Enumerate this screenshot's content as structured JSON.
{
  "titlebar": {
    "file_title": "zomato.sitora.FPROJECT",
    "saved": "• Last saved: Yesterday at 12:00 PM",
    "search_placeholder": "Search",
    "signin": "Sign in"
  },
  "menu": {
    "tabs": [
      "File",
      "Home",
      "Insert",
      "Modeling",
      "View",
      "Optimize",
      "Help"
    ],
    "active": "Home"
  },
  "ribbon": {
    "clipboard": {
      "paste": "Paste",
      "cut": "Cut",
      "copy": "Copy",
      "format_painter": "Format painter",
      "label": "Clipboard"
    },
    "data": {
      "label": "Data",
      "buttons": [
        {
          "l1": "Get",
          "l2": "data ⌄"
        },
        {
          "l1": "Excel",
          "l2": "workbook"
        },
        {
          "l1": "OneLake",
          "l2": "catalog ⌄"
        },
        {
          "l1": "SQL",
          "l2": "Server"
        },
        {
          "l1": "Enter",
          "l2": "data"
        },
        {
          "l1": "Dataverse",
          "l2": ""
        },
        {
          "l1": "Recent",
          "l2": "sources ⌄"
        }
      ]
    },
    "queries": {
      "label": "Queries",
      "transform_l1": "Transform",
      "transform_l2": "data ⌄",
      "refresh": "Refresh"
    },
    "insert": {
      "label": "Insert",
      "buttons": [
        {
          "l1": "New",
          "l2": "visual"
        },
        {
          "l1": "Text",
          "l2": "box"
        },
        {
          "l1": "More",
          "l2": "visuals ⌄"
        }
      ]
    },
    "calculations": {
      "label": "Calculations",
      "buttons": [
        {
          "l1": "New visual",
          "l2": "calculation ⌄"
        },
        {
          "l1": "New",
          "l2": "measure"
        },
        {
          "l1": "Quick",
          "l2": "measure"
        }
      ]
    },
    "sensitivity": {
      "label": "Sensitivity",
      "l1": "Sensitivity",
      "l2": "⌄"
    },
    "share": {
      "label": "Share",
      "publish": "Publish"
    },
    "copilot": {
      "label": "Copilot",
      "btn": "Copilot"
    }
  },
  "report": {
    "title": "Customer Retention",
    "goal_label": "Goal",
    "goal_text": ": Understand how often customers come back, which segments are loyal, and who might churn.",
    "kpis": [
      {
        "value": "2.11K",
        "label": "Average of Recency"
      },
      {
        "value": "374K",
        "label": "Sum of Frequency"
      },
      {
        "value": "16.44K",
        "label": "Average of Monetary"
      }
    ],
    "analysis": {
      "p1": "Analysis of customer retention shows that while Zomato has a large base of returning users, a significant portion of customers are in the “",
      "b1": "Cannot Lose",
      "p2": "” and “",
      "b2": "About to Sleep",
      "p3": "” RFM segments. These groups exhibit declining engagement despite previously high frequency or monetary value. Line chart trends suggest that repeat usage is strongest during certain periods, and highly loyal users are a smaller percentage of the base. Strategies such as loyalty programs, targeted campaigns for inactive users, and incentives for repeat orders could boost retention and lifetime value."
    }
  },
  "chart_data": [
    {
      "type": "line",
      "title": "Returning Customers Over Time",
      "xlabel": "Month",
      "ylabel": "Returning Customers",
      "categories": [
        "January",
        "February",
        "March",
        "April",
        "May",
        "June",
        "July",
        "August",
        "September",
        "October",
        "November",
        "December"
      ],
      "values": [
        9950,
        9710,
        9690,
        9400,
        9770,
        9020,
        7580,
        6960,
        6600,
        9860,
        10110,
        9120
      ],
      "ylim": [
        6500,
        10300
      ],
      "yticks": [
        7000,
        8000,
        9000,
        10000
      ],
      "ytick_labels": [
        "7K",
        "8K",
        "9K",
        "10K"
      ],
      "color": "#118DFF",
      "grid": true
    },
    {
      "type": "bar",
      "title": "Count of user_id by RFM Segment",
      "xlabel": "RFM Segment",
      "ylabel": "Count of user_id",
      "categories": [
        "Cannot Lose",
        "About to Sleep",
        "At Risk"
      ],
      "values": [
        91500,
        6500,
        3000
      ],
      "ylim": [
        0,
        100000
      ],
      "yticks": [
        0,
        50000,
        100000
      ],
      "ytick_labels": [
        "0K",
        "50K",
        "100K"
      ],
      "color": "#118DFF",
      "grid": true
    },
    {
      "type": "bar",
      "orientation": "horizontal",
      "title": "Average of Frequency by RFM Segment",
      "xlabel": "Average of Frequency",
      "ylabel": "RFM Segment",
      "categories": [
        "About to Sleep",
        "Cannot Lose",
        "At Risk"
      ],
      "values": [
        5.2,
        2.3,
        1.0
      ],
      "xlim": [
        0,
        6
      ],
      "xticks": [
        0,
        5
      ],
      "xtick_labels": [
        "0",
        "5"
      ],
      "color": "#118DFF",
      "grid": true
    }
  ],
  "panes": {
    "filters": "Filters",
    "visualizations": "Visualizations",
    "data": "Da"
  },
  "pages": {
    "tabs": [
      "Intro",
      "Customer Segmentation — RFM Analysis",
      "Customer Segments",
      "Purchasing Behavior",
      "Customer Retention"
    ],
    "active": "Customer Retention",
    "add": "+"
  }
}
· · · · ·
Instruction
The records above should all be quoted exactly, please.

Complete response
Enumerate this screenshot's content as structured JSON.
{
  "titlebar": {
    "file_title": "zomato.sitora.FPROJECT",
    "saved": "• Last saved: Yesterday at 12:00 PM",
    "search_placeholder": "Search",
    "signin": "Sign in"
  },
  "menu": {
    "tabs": [
      "File",
      "Home",
      "Insert",
      "Modeling",
      "View",
      "Optimize",
      "Help"
    ],
    "active": "Home"
  },
  "ribbon": {
    "clipboard": {
      "paste": "Paste",
      "cut": "Cut",
      "copy": "Copy",
      "format_painter": "Format painter",
      "label": "Clipboard"
    },
    "data": {
      "label": "Data",
      "buttons": [
        {
          "l1": "Get",
          "l2": "data ⌄"
        },
        {
          "l1": "Excel",
          "l2": "workbook"
        },
        {
          "l1": "OneLake",
          "l2": "catalog ⌄"
        },
        {
          "l1": "SQL",
          "l2": "Server"
        },
        {
          "l1": "Enter",
          "l2": "data"
        },
        {
          "l1": "Dataverse",
          "l2": ""
        },
        {
          "l1": "Recent",
          "l2": "sources ⌄"
        }
      ]
    },
    "queries": {
      "label": "Queries",
      "transform_l1": "Transform",
      "transform_l2": "data ⌄",
      "refresh": "Refresh"
    },
    "insert": {
      "label": "Insert",
      "buttons": [
        {
          "l1": "New",
          "l2": "visual"
        },
        {
          "l1": "Text",
          "l2": "box"
        },
        {
          "l1": "More",
          "l2": "visuals ⌄"
        }
      ]
    },
    "calculations": {
      "label": "Calculations",
      "buttons": [
        {
          "l1": "New visual",
          "l2": "calculation ⌄"
        },
        {
          "l1": "New",
          "l2": "measure"
        },
        {
          "l1": "Quick",
          "l2": "measure"
        }
      ]
    },
    "sensitivity": {
      "label": "Sensitivity",
      "l1": "Sensitivity",
      "l2": "⌄"
    },
    "share": {
      "label": "Share",
      "publish": "Publish"
    },
    "copilot": {
      "label": "Copilot",
      "btn": "Copilot"
    }
  },
  "report": {
    "title": "Customer Retention",
    "goal_label": "Goal",
    "goal_text": ": Understand how often customers come back, which segments are loyal, and who might churn.",
    "kpis": [
      {
        "value": "2.11K",
        "label": "Average of Recency"
      },
      {
        "value": "374K",
        "label": "Sum of Frequency"
      },
      {
        "value": "16.44K",
        "label": "Average of Monetary"
      }
    ],
    "analysis": {
      "p1": "Analysis of customer retention shows that while Zomato has a large base of returning users, a significant portion of customers are in the “",
      "b1": "Cannot Lose",
      "p2": "” and “",
      "b2": "About to Sleep",
      "p3": "” RFM segments. These groups exhibit declining engagement despite previously high frequency or monetary value. Line chart trends suggest that repeat usage is strongest during certain periods, and highly loyal users are a smaller percentage of the base. Strategies such as loyalty programs, targeted campaigns for inactive users, and incentives for repeat orders could boost retention and lifetime value."
    }
  },
  "chart_data": [
    {
      "type": "line",
      "title": "Returning Customers Over Time",
      "xlabel": "Month",
      "ylabel": "Returning Customers",
      "categories": [
        "January",
        "February",
        "March",
        "April",
        "May",
        "June",
        "July",
        "August",
        "September",
        "October",
        "November",
        "December"
      ],
      "values": [
        9950,
        9710,
        9690,
        9400,
        9770,
        9020,
        7580,
        6960,
        6600,
        9860,
        10110,
        9120
      ],
      "ylim": [
        6500,
        10300
      ],
      "yticks": [
        7000,
        8000,
        9000,
        10000
      ],
      "ytick_labels": [
        "7K",
        "8K",
        "9K",
        "10K"
      ],
      "color": "#118DFF",
      "grid": true
    },
    {
      "type": "bar",
      "title": "Count of user_id by RFM Segment",
      "xlabel": "RFM Segment",
      "ylabel": "Count of user_id",
      "categories": [
        "Cannot Lose",
        "About to Sleep",
        "At Risk"
      ],
      "values": [
        91500,
        6500,
        3000
      ],
      "ylim": [
        0,
        100000
      ],
      "yticks": [
        0,
        50000,
        100000
      ],
      "ytick_labels": [
        "0K",
        "50K",
        "100K"
      ],
      "color": "#118DFF",
      "grid": true
    },
    {
      "type": "bar",
      "orientation": "horizontal",
      "title": "Average of Frequency by RFM Segment",
      "xlabel": "Average of Frequency",
      "ylabel": "RFM Segment",
      "categories": [
        "About to Sleep",
        "Cannot Lose",
        "At Risk"
      ],
      "values": [
        5.2,
        2.3,
        1.0
      ],
      "xlim": [
        0,
        6
      ],
      "xticks": [
        0,
        5
      ],
      "xtick_labels": [
        "0",
        "5"
      ],
      "color": "#118DFF",
      "grid": true
    }
  ],
  "panes": {
    "filters": "Filters",
    "visualizations": "Visualizations",
    "data": "Da"
  },
  "pages": {
    "tabs": [
      "Intro",
      "Customer Segmentation — RFM Analysis",
      "Customer Segments",
      "Purchasing Behavior",
      "Customer Retention"
    ],
    "active": "Customer Retention",
    "add": "+"
  }
}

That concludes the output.